§ Instructions to follow:
Go through the entries below and pick out every line with "intensity".

§ Records for this exercise:
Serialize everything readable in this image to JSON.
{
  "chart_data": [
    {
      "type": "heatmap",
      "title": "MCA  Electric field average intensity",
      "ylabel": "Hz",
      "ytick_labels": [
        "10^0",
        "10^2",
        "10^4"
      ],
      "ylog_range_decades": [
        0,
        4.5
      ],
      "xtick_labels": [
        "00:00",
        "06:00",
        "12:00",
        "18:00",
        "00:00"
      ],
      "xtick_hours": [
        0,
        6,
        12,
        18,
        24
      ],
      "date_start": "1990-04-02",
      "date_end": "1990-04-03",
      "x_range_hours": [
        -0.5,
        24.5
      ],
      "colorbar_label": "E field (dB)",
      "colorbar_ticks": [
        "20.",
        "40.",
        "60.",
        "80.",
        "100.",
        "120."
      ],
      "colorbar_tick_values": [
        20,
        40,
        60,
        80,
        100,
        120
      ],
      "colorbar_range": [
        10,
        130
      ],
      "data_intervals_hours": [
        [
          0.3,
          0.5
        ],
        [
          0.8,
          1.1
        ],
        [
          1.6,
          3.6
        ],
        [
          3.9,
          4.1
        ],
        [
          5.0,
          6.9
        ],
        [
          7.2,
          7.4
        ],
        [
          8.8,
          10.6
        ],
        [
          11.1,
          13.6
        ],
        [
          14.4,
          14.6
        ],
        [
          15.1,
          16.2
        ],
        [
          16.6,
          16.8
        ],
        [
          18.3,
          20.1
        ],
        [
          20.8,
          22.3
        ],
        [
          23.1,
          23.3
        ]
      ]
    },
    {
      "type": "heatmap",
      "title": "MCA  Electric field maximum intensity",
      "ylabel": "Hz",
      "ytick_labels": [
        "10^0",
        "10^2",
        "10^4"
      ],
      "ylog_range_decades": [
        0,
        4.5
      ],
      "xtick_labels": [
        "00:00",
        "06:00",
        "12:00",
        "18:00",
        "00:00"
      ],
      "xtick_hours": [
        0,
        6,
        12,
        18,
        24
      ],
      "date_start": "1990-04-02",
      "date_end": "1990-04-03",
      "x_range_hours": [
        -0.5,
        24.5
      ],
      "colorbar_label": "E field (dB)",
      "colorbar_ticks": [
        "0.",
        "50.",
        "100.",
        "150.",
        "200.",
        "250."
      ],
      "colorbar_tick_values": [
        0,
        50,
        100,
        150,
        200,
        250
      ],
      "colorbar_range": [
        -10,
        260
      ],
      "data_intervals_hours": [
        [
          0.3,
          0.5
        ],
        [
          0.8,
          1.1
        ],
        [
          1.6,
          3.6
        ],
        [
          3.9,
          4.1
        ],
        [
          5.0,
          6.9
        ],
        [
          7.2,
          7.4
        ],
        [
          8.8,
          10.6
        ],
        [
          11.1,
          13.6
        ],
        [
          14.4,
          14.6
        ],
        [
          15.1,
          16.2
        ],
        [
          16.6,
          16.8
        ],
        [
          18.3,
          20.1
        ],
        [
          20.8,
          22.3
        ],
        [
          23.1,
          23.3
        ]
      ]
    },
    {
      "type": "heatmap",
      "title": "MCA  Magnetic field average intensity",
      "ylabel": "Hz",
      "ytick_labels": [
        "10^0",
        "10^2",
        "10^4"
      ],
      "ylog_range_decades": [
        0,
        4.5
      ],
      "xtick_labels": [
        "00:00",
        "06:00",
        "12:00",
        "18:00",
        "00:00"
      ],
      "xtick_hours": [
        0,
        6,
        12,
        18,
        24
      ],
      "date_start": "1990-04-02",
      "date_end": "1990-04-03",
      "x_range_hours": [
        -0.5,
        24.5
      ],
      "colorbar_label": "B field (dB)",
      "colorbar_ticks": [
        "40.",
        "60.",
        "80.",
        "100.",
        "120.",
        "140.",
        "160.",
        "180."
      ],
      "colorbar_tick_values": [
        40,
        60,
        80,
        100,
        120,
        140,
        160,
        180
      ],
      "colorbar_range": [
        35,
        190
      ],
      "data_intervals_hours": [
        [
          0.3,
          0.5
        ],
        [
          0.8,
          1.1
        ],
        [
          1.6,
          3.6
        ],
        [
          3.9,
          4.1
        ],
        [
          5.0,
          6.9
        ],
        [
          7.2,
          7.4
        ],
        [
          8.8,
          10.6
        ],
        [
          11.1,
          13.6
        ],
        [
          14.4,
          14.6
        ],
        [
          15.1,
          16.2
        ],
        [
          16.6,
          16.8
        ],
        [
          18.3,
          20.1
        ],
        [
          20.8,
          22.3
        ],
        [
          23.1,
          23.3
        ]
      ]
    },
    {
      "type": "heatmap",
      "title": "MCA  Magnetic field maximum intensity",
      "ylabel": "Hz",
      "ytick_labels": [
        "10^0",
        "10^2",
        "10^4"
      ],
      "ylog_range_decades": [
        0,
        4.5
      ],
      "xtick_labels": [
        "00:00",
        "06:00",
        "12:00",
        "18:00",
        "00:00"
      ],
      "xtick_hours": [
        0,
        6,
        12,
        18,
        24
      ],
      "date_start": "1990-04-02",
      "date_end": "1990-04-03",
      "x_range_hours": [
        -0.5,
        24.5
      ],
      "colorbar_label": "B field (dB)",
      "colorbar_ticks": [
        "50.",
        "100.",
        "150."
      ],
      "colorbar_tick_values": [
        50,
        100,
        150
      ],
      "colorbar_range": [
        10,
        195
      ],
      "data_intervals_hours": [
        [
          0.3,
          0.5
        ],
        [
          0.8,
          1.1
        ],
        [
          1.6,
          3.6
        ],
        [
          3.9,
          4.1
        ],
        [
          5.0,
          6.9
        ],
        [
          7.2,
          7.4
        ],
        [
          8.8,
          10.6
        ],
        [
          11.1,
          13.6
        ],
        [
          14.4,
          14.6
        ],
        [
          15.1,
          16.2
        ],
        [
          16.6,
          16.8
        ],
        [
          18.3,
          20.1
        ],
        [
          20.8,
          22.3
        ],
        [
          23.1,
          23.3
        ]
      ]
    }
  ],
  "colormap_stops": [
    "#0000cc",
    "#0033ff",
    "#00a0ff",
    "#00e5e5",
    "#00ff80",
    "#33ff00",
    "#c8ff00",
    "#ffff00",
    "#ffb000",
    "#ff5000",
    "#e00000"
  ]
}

§ Answer for this exercise:
      "title": "MCA  Electric field average intensity",
      "title": "MCA  Electric field maximum intensity",
      "title": "MCA  Magnetic field average intensity",
      "title": "MCA  Magnetic field maximum intensity",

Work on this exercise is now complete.